Activity - Transcribe the records in their entirety, exactly as given.

[Text content records for pages]
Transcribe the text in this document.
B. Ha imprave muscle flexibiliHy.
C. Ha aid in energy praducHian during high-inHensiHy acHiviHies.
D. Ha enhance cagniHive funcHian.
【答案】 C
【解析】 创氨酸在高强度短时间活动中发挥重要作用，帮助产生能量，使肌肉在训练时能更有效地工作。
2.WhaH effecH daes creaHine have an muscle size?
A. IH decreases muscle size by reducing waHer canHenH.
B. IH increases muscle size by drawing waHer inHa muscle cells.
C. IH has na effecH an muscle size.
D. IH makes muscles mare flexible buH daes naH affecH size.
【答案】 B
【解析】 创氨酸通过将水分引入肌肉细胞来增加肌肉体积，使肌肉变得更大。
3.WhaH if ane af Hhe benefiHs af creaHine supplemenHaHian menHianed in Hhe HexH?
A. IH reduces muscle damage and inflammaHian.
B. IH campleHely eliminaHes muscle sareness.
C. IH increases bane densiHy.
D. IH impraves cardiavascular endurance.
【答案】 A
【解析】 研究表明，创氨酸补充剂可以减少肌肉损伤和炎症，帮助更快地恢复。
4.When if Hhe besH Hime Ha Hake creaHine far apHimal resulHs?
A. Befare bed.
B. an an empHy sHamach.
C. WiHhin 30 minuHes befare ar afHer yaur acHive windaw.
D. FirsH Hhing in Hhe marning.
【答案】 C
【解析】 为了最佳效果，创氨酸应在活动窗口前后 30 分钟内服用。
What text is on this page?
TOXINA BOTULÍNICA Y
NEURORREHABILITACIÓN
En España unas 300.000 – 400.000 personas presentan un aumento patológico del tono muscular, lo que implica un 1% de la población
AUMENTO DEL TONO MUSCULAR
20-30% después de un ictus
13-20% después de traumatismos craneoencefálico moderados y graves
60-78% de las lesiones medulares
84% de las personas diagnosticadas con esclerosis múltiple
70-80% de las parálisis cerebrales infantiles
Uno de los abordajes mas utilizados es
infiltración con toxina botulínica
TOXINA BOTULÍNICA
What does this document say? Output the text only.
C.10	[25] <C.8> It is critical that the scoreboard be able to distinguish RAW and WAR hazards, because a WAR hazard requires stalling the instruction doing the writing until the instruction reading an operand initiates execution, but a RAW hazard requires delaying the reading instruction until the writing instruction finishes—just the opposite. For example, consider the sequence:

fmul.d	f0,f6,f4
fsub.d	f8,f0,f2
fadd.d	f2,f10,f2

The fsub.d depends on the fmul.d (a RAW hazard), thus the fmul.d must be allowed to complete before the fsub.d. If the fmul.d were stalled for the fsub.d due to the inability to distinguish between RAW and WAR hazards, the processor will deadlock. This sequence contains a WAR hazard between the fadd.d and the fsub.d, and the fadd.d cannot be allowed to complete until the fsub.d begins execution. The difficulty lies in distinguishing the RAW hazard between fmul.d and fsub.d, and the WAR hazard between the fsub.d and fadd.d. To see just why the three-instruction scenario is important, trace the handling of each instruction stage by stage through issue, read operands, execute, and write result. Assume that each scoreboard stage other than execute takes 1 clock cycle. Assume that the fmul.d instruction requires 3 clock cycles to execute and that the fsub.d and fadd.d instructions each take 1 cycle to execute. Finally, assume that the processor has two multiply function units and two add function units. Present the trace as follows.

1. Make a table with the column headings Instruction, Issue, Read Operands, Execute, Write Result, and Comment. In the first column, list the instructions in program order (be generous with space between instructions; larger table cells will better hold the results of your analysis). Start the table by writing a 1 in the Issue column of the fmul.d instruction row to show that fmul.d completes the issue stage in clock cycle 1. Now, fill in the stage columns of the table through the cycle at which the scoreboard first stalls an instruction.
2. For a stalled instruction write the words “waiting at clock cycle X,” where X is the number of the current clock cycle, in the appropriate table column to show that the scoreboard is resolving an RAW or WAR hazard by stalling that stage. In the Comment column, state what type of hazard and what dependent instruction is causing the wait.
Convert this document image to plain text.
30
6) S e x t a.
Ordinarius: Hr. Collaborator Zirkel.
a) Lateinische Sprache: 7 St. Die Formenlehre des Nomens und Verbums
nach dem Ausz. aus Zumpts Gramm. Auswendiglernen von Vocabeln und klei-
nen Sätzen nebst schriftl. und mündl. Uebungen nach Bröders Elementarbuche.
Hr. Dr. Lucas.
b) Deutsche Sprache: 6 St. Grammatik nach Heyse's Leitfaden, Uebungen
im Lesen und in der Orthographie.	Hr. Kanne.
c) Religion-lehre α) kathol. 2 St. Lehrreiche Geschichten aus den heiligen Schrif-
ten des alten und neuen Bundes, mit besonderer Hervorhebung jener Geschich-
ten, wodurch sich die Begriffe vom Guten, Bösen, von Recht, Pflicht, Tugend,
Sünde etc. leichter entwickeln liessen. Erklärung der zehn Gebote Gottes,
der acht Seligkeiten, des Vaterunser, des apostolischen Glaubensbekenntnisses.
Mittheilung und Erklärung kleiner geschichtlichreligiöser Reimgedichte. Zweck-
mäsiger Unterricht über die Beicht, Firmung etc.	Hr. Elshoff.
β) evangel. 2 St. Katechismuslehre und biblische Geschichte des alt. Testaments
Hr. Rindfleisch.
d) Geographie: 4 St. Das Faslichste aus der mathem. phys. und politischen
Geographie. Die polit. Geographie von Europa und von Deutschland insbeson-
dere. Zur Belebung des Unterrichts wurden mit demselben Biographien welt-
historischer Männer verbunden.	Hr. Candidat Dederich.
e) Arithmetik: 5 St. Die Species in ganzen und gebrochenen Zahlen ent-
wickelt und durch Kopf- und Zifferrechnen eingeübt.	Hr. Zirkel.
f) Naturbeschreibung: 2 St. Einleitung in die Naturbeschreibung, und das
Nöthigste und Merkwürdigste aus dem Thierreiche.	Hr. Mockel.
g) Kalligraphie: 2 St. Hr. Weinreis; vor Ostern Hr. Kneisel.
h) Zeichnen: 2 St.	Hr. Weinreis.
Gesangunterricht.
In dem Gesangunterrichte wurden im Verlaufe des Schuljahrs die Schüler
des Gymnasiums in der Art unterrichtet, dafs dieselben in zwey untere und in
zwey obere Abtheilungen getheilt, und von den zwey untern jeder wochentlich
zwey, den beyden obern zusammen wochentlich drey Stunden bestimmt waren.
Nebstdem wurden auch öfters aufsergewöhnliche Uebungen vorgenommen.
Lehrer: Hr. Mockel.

Your solution -
Transcribe the text in this document.
B. Ha imprave muscle flexibiliHy.
C. Ha aid in energy praducHian during high-inHensiHy acHiviHies.
D. Ha enhance cagniHive funcHian.
【答案】 C
【解析】 创氨酸在高强度短时间活动中发挥重要作用，帮助产生能量，使肌肉在训练时能更有效地工作。
2.WhaH effecH daes creaHine have an muscle size?
A. IH decreases muscle size by reducing waHer canHenH.
B. IH increases muscle size by drawing waHer inHa muscle cells.
C. IH has na effecH an muscle size.
D. IH makes muscles mare flexible buH daes naH affecH size.
【答案】 B
【解析】 创氨酸通过将水分引入肌肉细胞来增加肌肉体积，使肌肉变得更大。
3.WhaH if ane af Hhe benefiHs af creaHine supplemenHaHian menHianed in Hhe HexH?
A. IH reduces muscle damage and inflammaHian.
B. IH campleHely eliminaHes muscle sareness.
C. IH increases bane densiHy.
D. IH impraves cardiavascular endurance.
【答案】 A
【解析】 研究表明，创氨酸补充剂可以减少肌肉损伤和炎症，帮助更快地恢复。
4.When if Hhe besH Hime Ha Hake creaHine far apHimal resulHs?
A. Befare bed.
B. an an empHy sHamach.
C. WiHhin 30 minuHes befare ar afHer yaur acHive windaw.
D. FirsH Hhing in Hhe marning.
【答案】 C
【解析】 为了最佳效果，创氨酸应在活动窗口前后 30 分钟内服用。
What text is on this page?
TOXINA BOTULÍNICA Y
NEURORREHABILITACIÓN
En España unas 300.000 – 400.000 personas presentan un aumento patológico del tono muscular, lo que implica un 1% de la población
AUMENTO DEL TONO MUSCULAR
20-30% después de un ictus
13-20% después de traumatismos craneoencefálico moderados y graves
60-78% de las lesiones medulares
84% de las personas diagnosticadas con esclerosis múltiple
70-80% de las parálisis cerebrales infantiles
Uno de los abordajes mas utilizados es
infiltración con toxina botulínica
TOXINA BOTULÍNICA
What does this document say? Output the text only.
C.10	[25] <C.8> It is critical that the scoreboard be able to distinguish RAW and WAR hazards, because a WAR hazard requires stalling the instruction doing the writing until the instruction reading an operand initiates execution, but a RAW hazard requires delaying the reading instruction until the writing instruction finishes—just the opposite. For example, consider the sequence:

fmul.d	f0,f6,f4
fsub.d	f8,f0,f2
fadd.d	f2,f10,f2

The fsub.d depends on the fmul.d (a RAW hazard), thus the fmul.d must be allowed to complete before the fsub.d. If the fmul.d were stalled for the fsub.d due to the inability to distinguish between RAW and WAR hazards, the processor will deadlock. This sequence contains a WAR hazard between the fadd.d and the fsub.d, and the fadd.d cannot be allowed to complete until the fsub.d begins execution. The difficulty lies in distinguishing the RAW hazard between fmul.d and fsub.d, and the WAR hazard between the fsub.d and fadd.d. To see just why the three-instruction scenario is important, trace the handling of each instruction stage by stage through issue, read operands, execute, and write result. Assume that each scoreboard stage other than execute takes 1 clock cycle. Assume that the fmul.d instruction requires 3 clock cycles to execute and that the fsub.d and fadd.d instructions each take 1 cycle to execute. Finally, assume that the processor has two multiply function units and two add function units. Present the trace as follows.

1. Make a table with the column headings Instruction, Issue, Read Operands, Execute, Write Result, and Comment. In the first column, list the instructions in program order (be generous with space between instructions; larger table cells will better hold the results of your analysis). Start the table by writing a 1 in the Issue column of the fmul.d instruction row to show that fmul.d completes the issue stage in clock cycle 1. Now, fill in the stage columns of the table through the cycle at which the scoreboard first stalls an instruction.
2. For a stalled instruction write the words “waiting at clock cycle X,” where X is the number of the current clock cycle, in the appropriate table column to show that the scoreboard is resolving an RAW or WAR hazard by stalling that stage. In the Comment column, state what type of hazard and what dependent instruction is causing the wait.
Convert this document image to plain text.
30
6) S e x t a.
Ordinarius: Hr. Collaborator Zirkel.
a) Lateinische Sprache: 7 St. Die Formenlehre des Nomens und Verbums
nach dem Ausz. aus Zumpts Gramm. Auswendiglernen von Vocabeln und klei-
nen Sätzen nebst schriftl. und mündl. Uebungen nach Bröders Elementarbuche.
Hr. Dr. Lucas.
b) Deutsche Sprache: 6 St. Grammatik nach Heyse's Leitfaden, Uebungen
im Lesen und in der Orthographie.	Hr. Kanne.
c) Religion-lehre α) kathol. 2 St. Lehrreiche Geschichten aus den heiligen Schrif-
ten des alten und neuen Bundes, mit besonderer Hervorhebung jener Geschich-
ten, wodurch sich die Begriffe vom Guten, Bösen, von Recht, Pflicht, Tugend,
Sünde etc. leichter entwickeln liessen. Erklärung der zehn Gebote Gottes,
der acht Seligkeiten, des Vaterunser, des apostolischen Glaubensbekenntnisses.
Mittheilung und Erklärung kleiner geschichtlichreligiöser Reimgedichte. Zweck-
mäsiger Unterricht über die Beicht, Firmung etc.	Hr. Elshoff.
β) evangel. 2 St. Katechismuslehre und biblische Geschichte des alt. Testaments
Hr. Rindfleisch.
d) Geographie: 4 St. Das Faslichste aus der mathem. phys. und politischen
Geographie. Die polit. Geographie von Europa und von Deutschland insbeson-
dere. Zur Belebung des Unterrichts wurden mit demselben Biographien welt-
historischer Männer verbunden.	Hr. Candidat Dederich.
e) Arithmetik: 5 St. Die Species in ganzen und gebrochenen Zahlen ent-
wickelt und durch Kopf- und Zifferrechnen eingeübt.	Hr. Zirkel.
f) Naturbeschreibung: 2 St. Einleitung in die Naturbeschreibung, und das
Nöthigste und Merkwürdigste aus dem Thierreiche.	Hr. Mockel.
g) Kalligraphie: 2 St. Hr. Weinreis; vor Ostern Hr. Kneisel.
h) Zeichnen: 2 St.	Hr. Weinreis.
Gesangunterricht.
In dem Gesangunterrichte wurden im Verlaufe des Schuljahrs die Schüler
des Gymnasiums in der Art unterrichtet, dafs dieselben in zwey untere und in
zwey obere Abtheilungen getheilt, und von den zwey untern jeder wochentlich
zwey, den beyden obern zusammen wochentlich drey Stunden bestimmt waren.
Nebstdem wurden auch öfters aufsergewöhnliche Uebungen vorgenommen.
Lehrer: Hr. Mockel.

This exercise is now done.